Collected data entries
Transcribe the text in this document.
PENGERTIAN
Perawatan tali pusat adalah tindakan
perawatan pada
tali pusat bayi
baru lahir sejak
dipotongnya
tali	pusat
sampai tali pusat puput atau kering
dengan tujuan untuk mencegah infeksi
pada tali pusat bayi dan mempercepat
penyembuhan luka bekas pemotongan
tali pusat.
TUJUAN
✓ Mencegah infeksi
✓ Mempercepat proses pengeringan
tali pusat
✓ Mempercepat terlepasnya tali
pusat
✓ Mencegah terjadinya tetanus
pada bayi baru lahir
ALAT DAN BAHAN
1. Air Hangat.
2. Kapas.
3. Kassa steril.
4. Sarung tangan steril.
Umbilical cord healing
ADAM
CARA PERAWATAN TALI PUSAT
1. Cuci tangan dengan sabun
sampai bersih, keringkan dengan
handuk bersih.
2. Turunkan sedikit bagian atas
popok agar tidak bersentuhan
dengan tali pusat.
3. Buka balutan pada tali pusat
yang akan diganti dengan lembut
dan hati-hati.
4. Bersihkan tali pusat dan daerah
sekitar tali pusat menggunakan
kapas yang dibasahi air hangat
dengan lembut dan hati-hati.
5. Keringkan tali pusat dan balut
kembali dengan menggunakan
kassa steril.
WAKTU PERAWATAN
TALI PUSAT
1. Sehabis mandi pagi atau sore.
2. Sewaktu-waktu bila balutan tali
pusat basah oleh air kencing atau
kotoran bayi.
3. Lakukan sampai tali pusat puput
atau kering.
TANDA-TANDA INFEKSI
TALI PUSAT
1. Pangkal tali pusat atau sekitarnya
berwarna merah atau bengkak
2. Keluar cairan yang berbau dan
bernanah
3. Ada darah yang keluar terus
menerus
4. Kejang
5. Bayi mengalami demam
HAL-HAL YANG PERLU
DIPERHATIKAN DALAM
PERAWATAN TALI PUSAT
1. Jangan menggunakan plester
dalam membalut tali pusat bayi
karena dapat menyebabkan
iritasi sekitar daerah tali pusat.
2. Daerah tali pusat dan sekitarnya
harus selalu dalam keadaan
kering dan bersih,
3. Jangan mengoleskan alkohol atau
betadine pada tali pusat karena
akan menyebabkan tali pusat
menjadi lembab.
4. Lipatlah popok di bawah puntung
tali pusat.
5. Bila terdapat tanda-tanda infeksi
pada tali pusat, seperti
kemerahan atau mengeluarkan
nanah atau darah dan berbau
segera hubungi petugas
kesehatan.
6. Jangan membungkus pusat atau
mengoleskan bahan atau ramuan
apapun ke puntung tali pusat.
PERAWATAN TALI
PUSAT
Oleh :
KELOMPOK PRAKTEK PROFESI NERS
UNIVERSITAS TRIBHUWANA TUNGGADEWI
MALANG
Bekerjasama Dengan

- YOUR OBJECTIVE
Copy out all lines where the word "pada" appears.

- RESULT OF THIS TASK
perawatan pada
pada tali pusat bayi dan mempercepat
pada bayi baru lahir
3. Buka balutan pada tali pusat
betadine pada tali pusat karena
pada tali pusat, seperti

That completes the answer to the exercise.